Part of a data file
+++
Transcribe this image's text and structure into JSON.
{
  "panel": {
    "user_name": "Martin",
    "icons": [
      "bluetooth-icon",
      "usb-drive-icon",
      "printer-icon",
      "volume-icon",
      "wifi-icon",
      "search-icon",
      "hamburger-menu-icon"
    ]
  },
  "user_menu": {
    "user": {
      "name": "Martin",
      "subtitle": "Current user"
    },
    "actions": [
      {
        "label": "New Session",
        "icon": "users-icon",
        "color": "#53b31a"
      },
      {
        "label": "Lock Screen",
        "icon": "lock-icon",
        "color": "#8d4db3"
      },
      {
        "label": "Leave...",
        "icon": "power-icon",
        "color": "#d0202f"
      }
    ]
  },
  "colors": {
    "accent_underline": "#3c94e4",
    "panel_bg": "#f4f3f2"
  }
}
+++
# WORK INSTRUCTIONS
Would you restate each of the entries word for word?

# WRITTEN ANSWER
Transcribe this image's text and structure into JSON.
{
  "panel": {
    "user_name": "Martin",
    "icons": [
      "bluetooth-icon",
      "usb-drive-icon",
      "printer-icon",
      "volume-icon",
      "wifi-icon",
      "search-icon",
      "hamburger-menu-icon"
    ]
  },
  "user_menu": {
    "user": {
      "name": "Martin",
      "subtitle": "Current user"
    },
    "actions": [
      {
        "label": "New Session",
        "icon": "users-icon",
        "color": "#53b31a"
      },
      {
        "label": "Lock Screen",
        "icon": "lock-icon",
        "color": "#8d4db3"
      },
      {
        "label": "Leave...",
        "icon": "power-icon",
        "color": "#d0202f"
      }
    ]
  },
  "colors": {
    "accent_underline": "#3c94e4",
    "panel_bg": "#f4f3f2"
  }
}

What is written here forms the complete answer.